(Collection entries)
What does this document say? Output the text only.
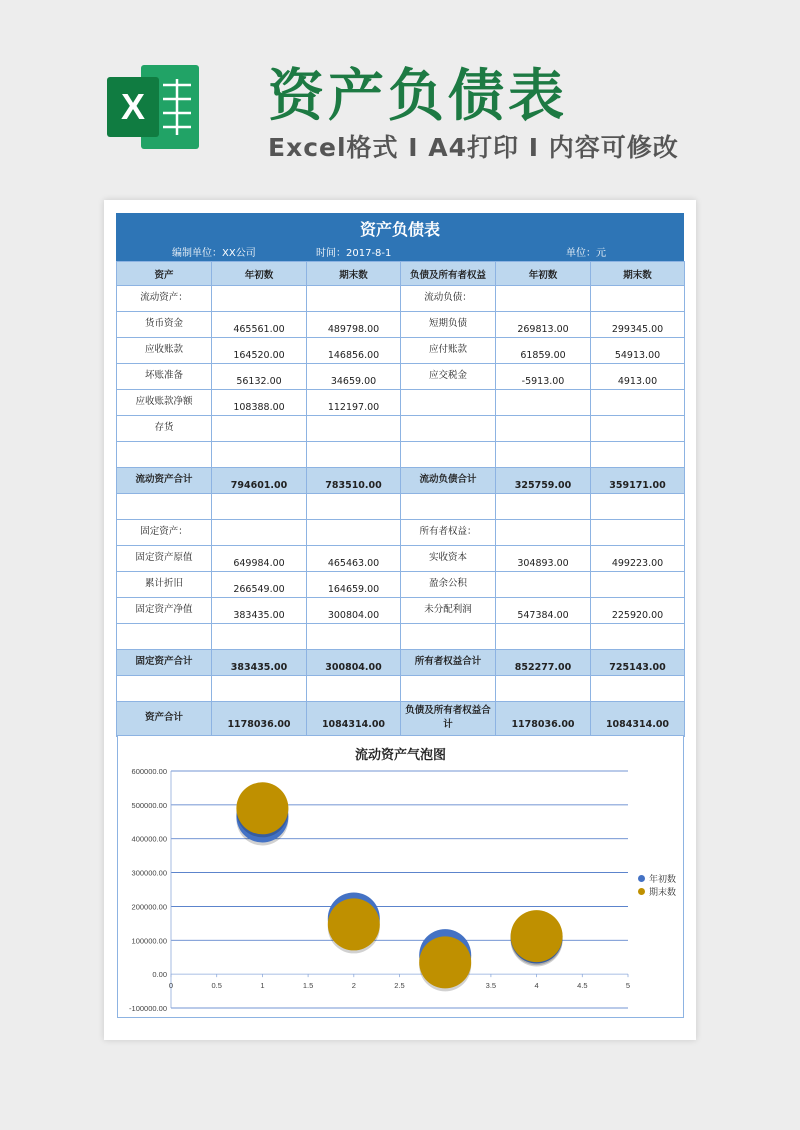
X 资产负债表
Excel格式 I A4打印 I 内容可修改
资产负债表
编制单位：XX公司	时间：2017-8-1	单位：元
资产	年初数	期末数	负债及所有者权益	年初数	期末数
流动资产：			流动负债：		
货币资金	465561.00	489798.00	短期负债	269813.00	299345.00
应收账款	164520.00	146856.00	应付账款	61859.00	54913.00
坏账准备	56132.00	34659.00	应交税金	-5913.00	4913.00
应收账款净额	108388.00	112197.00			
存货					

流动资产合计	794601.00	783510.00	流动负债合计	325759.00	359171.00

固定资产：			所有者权益：		
固定资产原值	649984.00	465463.00	实收资本	304893.00	499223.00
累计折旧	266549.00	164659.00	盈余公积		
固定资产净值	383435.00	300804.00	未分配利润	547384.00	225920.00

固定资产合计	383435.00	300804.00	所有者权益合计	852277.00	725143.00

资产合计	1178036.00	1084314.00	负债及所有者权益合计	1178036.00	1084314.00
流动资产气泡图
600000.00
500000.00
400000.00
300000.00
200000.00
100000.00
0.00
-100000.00
0	0.5	1	1.5	2	2.5	3.5	4	4.5	5
年初数
期末数
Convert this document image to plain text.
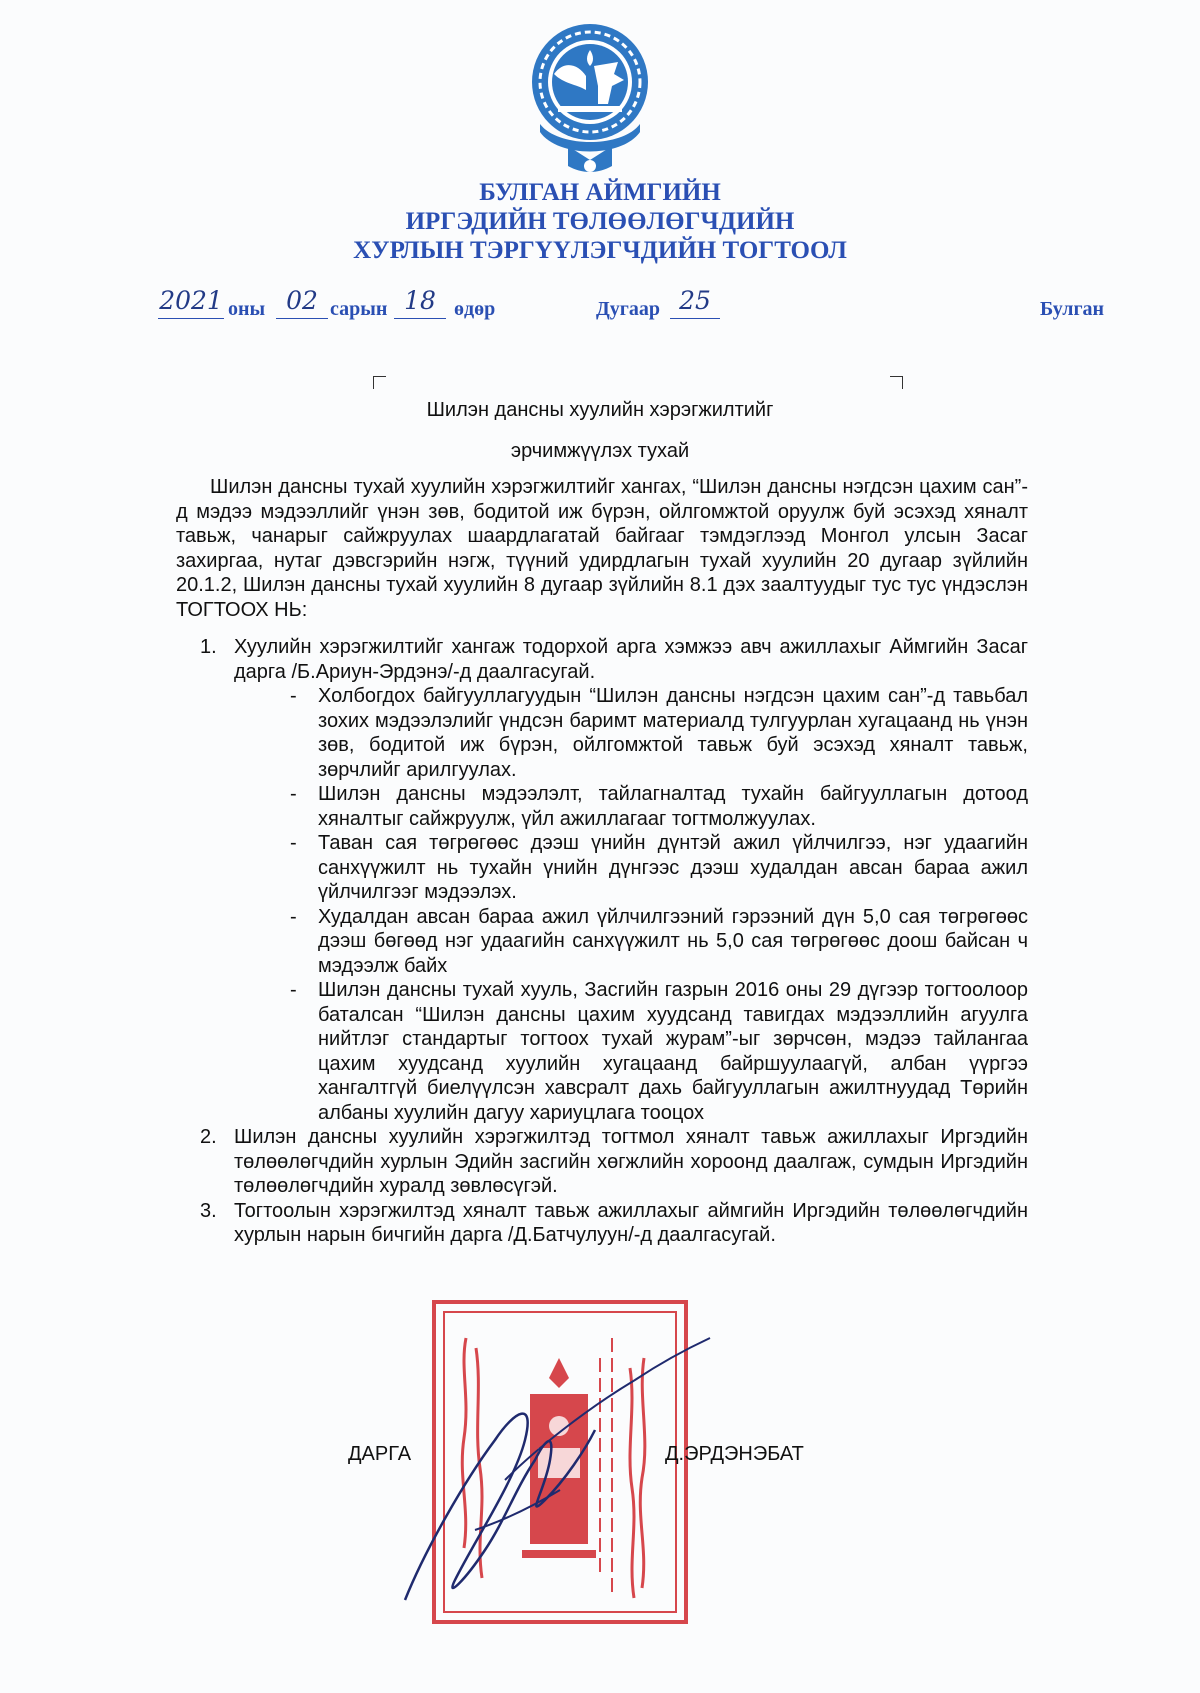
БУЛГАН АЙМГИЙН
ИРГЭДИЙН ТӨЛӨӨЛӨГЧДИЙН
ХУРЛЫН ТЭРГҮҮЛЭГЧДИЙН ТОГТООЛ
2021 оны 02 сарын 18 өдөр	Дугаар 25	Булган
Шилэн дансны хуулийн хэрэгжилтийг
эрчимжүүлэх тухай

Шилэн дансны тухай хуулийн хэрэгжилтийг хангах, “Шилэн дансны нэгдсэн цахим сан”-д мэдээ мэдээллийг үнэн зөв, бодитой иж бүрэн, ойлгомжтой оруулж буй эсэхэд хяналт тавьж, чанарыг сайжруулах шаардлагатай байгааг тэмдэглээд Монгол улсын Засаг захиргаа, нутаг дэвсгэрийн нэгж, түүний удирдлагын тухай хуулийн 20 дугаар зүйлийн 20.1.2, Шилэн дансны тухай хуулийн 8 дугаар зүйлийн 8.1 дэх заалтуудыг тус тус үндэслэн ТОГТООХ НЬ:

1. Хуулийн хэрэгжилтийг хангаж тодорхой арга хэмжээ авч ажиллахыг Аймгийн Засаг дарга /Б.Ариун-Эрдэнэ/-д даалгасугай.
- Холбогдох байгууллагуудын “Шилэн дансны нэгдсэн цахим сан”-д тавьбал зохих мэдээлэлийг үндсэн баримт материалд тулгуурлан хугацаанд нь үнэн зөв, бодитой иж бүрэн, ойлгомжтой тавьж буй эсэхэд хяналт тавьж, зөрчлийг арилгуулах.
- Шилэн дансны мэдээлэлт, тайлагналтад тухайн байгууллагын дотоод хяналтыг сайжруулж, үйл ажиллагааг тогтмолжуулах.
- Таван сая төгрөгөөс дээш үнийн дүнтэй ажил үйлчилгээ, нэг удаагийн санхүүжилт нь тухайн үнийн дүнгээс дээш худалдан авсан бараа ажил үйлчилгээг мэдээлэх.
- Худалдан авсан бараа ажил үйлчилгээний гэрээний дүн 5,0 сая төгрөгөөс дээш бөгөөд нэг удаагийн санхүүжилт нь 5,0 сая төгрөгөөс доош байсан ч мэдээлж байх
- Шилэн дансны тухай хууль, Засгийн газрын 2016 оны 29 дүгээр тогтоолоор баталсан “Шилэн дансны цахим хуудсанд тавигдах мэдээллийн агуулга нийтлэг стандартыг тогтоох тухай журам”-ыг зөрчсөн, мэдээ тайлангаа цахим хуудсанд хуулийн хугацаанд байршуулаагүй, албан үүргээ хангалтгүй биелүүлсэн хавсралт дахь байгууллагын ажилтнуудад Төрийн албаны хуулийн дагуу хариуцлага тооцох
2. Шилэн дансны хуулийн хэрэгжилтэд тогтмол хяналт тавьж ажиллахыг Иргэдийн төлөөлөгчдийн хурлын Эдийн засгийн хөгжлийн хороонд даалгаж, сумдын Иргэдийн төлөөлөгчдийн хуралд зөвлөсүгэй.
3. Тогтоолын хэрэгжилтэд хяналт тавьж ажиллахыг аймгийн Иргэдийн төлөөлөгчдийн хурлын нарын бичгийн дарга /Д.Батчулуун/-д даалгасугай.
ДАРГА	Д.ЭРДЭНЭБАТ
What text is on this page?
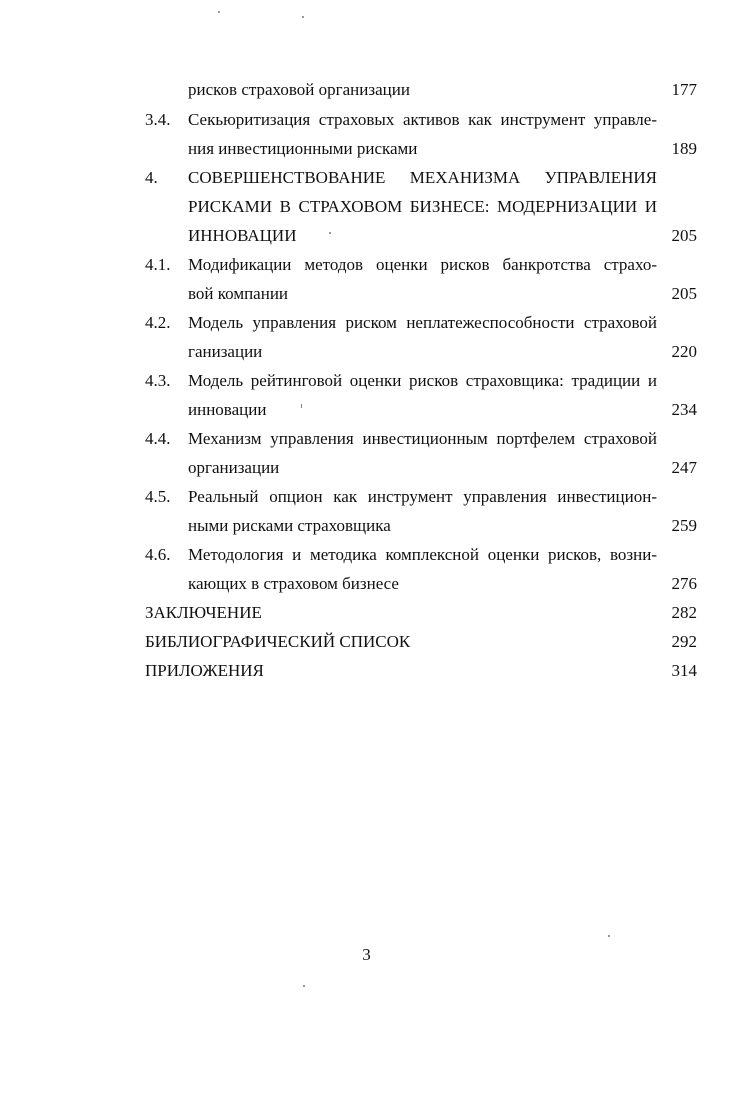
рисков страховой организации	177
3.4. Секьюритизация страховых активов как инструмент управле-
ния инвестиционными рисками	189
4. СОВЕРШЕНСТВОВАНИЕ МЕХАНИЗМА УПРАВЛЕНИЯ
РИСКАМИ В СТРАХОВОМ БИЗНЕСЕ: МОДЕРНИЗАЦИИ И
ИННОВАЦИИ	205
4.1. Модификации методов оценки рисков банкротства страхо-
вой компании	205
4.2. Модель управления риском неплатежеспособности страховой
ганизации	220
4.3. Модель рейтинговой оценки рисков страховщика: традиции и
инновации	234
4.4. Механизм управления инвестиционным портфелем страховой
организации	247
4.5. Реальный опцион как инструмент управления инвестицион-
ными рисками страховщика	259
4.6. Методология и методика комплексной оценки рисков, возни-
кающих в страховом бизнесе	276
ЗАКЛЮЧЕНИЕ	282
БИБЛИОГРАФИЧЕСКИЙ СПИСОК	292
ПРИЛОЖЕНИЯ	314
3
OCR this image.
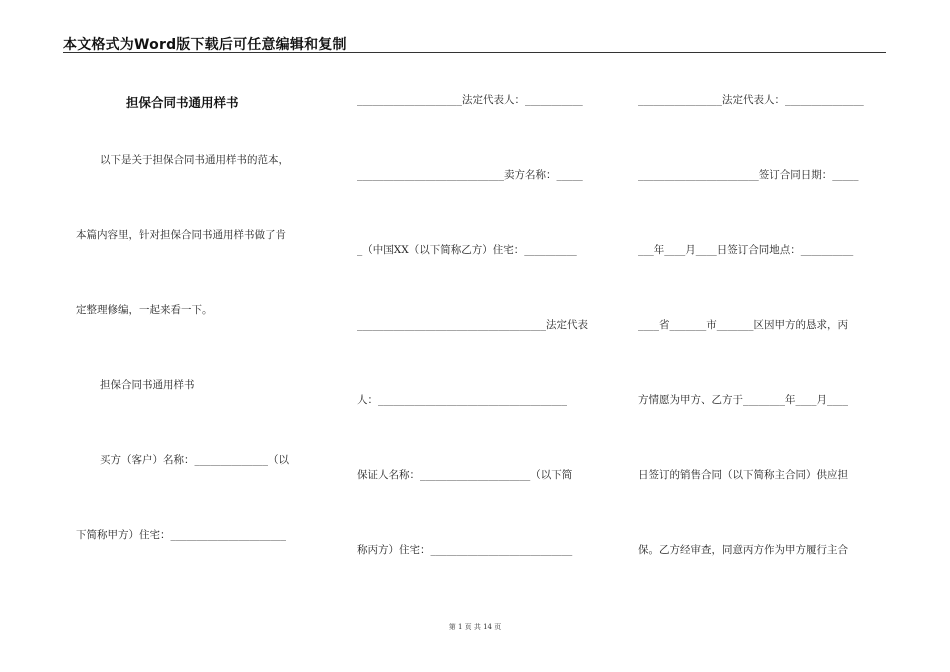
本文格式为Word版下载后可任意编辑和复制
担保合同书通用样书
以下是关于担保合同书通用样书的范本，
本篇内容里，针对担保合同书通用样书做了肯
定整理修编，一起来看一下。
担保合同书通用样书
买方（客户）名称：______________（以
下简称甲方）住宅：______________________
____________________法定代表人：___________
____________________________卖方名称：_____
_（中国XX（以下简称乙方）住宅：__________
____________________________________法定代表
人：____________________________________
保证人名称：_____________________（以下简
称丙方）住宅：___________________________
________________法定代表人：_______________
_______________________签订合同日期：_____
___年____月____日签订合同地点：__________
____省_______市_______区因甲方的恳求，丙
方情愿为甲方、乙方于________年____月____
日签订的销售合同（以下简称主合同）供应担
保。乙方经审查，同意丙方作为甲方履行主合
第 1 页 共 14 页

SHORT PROBLEM: Write the lines above out again exactly, without any of their pictures.

OUTPUT FOR THIS EXERCISE:
What does this document say? Output the text only.
X 资产负债表
Excel格式 I A4打印 I 内容可修改
资产负债表
编制单位：XX公司	时间：2017-8-1	单位：元
资产	年初数	期末数	负债及所有者权益	年初数	期末数
流动资产：			流动负债：		
货币资金	465561.00	489798.00	短期负债	269813.00	299345.00
应收账款	164520.00	146856.00	应付账款	61859.00	54913.00
坏账准备	56132.00	34659.00	应交税金	-5913.00	4913.00
应收账款净额	108388.00	112197.00			
存货					

流动资产合计	794601.00	783510.00	流动负债合计	325759.00	359171.00

固定资产：			所有者权益：		
固定资产原值	649984.00	465463.00	实收资本	304893.00	499223.00
累计折旧	266549.00	164659.00	盈余公积		
固定资产净值	383435.00	300804.00	未分配利润	547384.00	225920.00

固定资产合计	383435.00	300804.00	所有者权益合计	852277.00	725143.00

资产合计	1178036.00	1084314.00	负债及所有者权益合计	1178036.00	1084314.00
流动资产气泡图
600000.00
500000.00
400000.00
300000.00
200000.00
100000.00
0.00
-100000.00
0	0.5	1	1.5	2	2.5	3.5	4	4.5	5
年初数
期末数
Convert this document image to plain text.
БУЛГАН АЙМГИЙН
ИРГЭДИЙН ТӨЛӨӨЛӨГЧДИЙН
ХУРЛЫН ТЭРГҮҮЛЭГЧДИЙН ТОГТООЛ
2021 оны 02 сарын 18 өдөр	Дугаар 25	Булган
Шилэн дансны хуулийн хэрэгжилтийг
эрчимжүүлэх тухай

Шилэн дансны тухай хуулийн хэрэгжилтийг хангах, “Шилэн дансны нэгдсэн цахим сан”-д мэдээ мэдээллийг үнэн зөв, бодитой иж бүрэн, ойлгомжтой оруулж буй эсэхэд хяналт тавьж, чанарыг сайжруулах шаардлагатай байгааг тэмдэглээд Монгол улсын Засаг захиргаа, нутаг дэвсгэрийн нэгж, түүний удирдлагын тухай хуулийн 20 дугаар зүйлийн 20.1.2, Шилэн дансны тухай хуулийн 8 дугаар зүйлийн 8.1 дэх заалтуудыг тус тус үндэслэн ТОГТООХ НЬ:

1. Хуулийн хэрэгжилтийг хангаж тодорхой арга хэмжээ авч ажиллахыг Аймгийн Засаг дарга /Б.Ариун-Эрдэнэ/-д даалгасугай.
- Холбогдох байгууллагуудын “Шилэн дансны нэгдсэн цахим сан”-д тавьбал зохих мэдээлэлийг үндсэн баримт материалд тулгуурлан хугацаанд нь үнэн зөв, бодитой иж бүрэн, ойлгомжтой тавьж буй эсэхэд хяналт тавьж, зөрчлийг арилгуулах.
- Шилэн дансны мэдээлэлт, тайлагналтад тухайн байгууллагын дотоод хяналтыг сайжруулж, үйл ажиллагааг тогтмолжуулах.
- Таван сая төгрөгөөс дээш үнийн дүнтэй ажил үйлчилгээ, нэг удаагийн санхүүжилт нь тухайн үнийн дүнгээс дээш худалдан авсан бараа ажил үйлчилгээг мэдээлэх.
- Худалдан авсан бараа ажил үйлчилгээний гэрээний дүн 5,0 сая төгрөгөөс дээш бөгөөд нэг удаагийн санхүүжилт нь 5,0 сая төгрөгөөс доош байсан ч мэдээлж байх
- Шилэн дансны тухай хууль, Засгийн газрын 2016 оны 29 дүгээр тогтоолоор баталсан “Шилэн дансны цахим хуудсанд тавигдах мэдээллийн агуулга нийтлэг стандартыг тогтоох тухай журам”-ыг зөрчсөн, мэдээ тайлангаа цахим хуудсанд хуулийн хугацаанд байршуулаагүй, албан үүргээ хангалтгүй биелүүлсэн хавсралт дахь байгууллагын ажилтнуудад Төрийн албаны хуулийн дагуу хариуцлага тооцох
2. Шилэн дансны хуулийн хэрэгжилтэд тогтмол хяналт тавьж ажиллахыг Иргэдийн төлөөлөгчдийн хурлын Эдийн засгийн хөгжлийн хороонд даалгаж, сумдын Иргэдийн төлөөлөгчдийн хуралд зөвлөсүгэй.
3. Тогтоолын хэрэгжилтэд хяналт тавьж ажиллахыг аймгийн Иргэдийн төлөөлөгчдийн хурлын нарын бичгийн дарга /Д.Батчулуун/-д даалгасугай.
ДАРГА	Д.ЭРДЭНЭБАТ
What text is on this page?
рисков страховой организации	177
3.4. Секьюритизация страховых активов как инструмент управле-
ния инвестиционными рисками	189
4. СОВЕРШЕНСТВОВАНИЕ МЕХАНИЗМА УПРАВЛЕНИЯ
РИСКАМИ В СТРАХОВОМ БИЗНЕСЕ: МОДЕРНИЗАЦИИ И
ИННОВАЦИИ	205
4.1. Модификации методов оценки рисков банкротства страхо-
вой компании	205
4.2. Модель управления риском неплатежеспособности страховой
ганизации	220
4.3. Модель рейтинговой оценки рисков страховщика: традиции и
инновации	234
4.4. Механизм управления инвестиционным портфелем страховой
организации	247
4.5. Реальный опцион как инструмент управления инвестицион-
ными рисками страховщика	259
4.6. Методология и методика комплексной оценки рисков, возни-
кающих в страховом бизнесе	276
ЗАКЛЮЧЕНИЕ	282
БИБЛИОГРАФИЧЕСКИЙ СПИСОК	292
ПРИЛОЖЕНИЯ	314
3
OCR this image.
本文格式为Word版下载后可任意编辑和复制
担保合同书通用样书
以下是关于担保合同书通用样书的范本，
本篇内容里，针对担保合同书通用样书做了肯
定整理修编，一起来看一下。
担保合同书通用样书
买方（客户）名称：______________（以
下简称甲方）住宅：______________________
____________________法定代表人：___________
____________________________卖方名称：_____
_（中国XX（以下简称乙方）住宅：__________
____________________________________法定代表
人：____________________________________
保证人名称：_____________________（以下简
称丙方）住宅：___________________________
________________法定代表人：_______________
_______________________签订合同日期：_____
___年____月____日签订合同地点：__________
____省_______市_______区因甲方的恳求，丙
方情愿为甲方、乙方于________年____月____
日签订的销售合同（以下简称主合同）供应担
保。乙方经审查，同意丙方作为甲方履行主合
第 1 页 共 14 页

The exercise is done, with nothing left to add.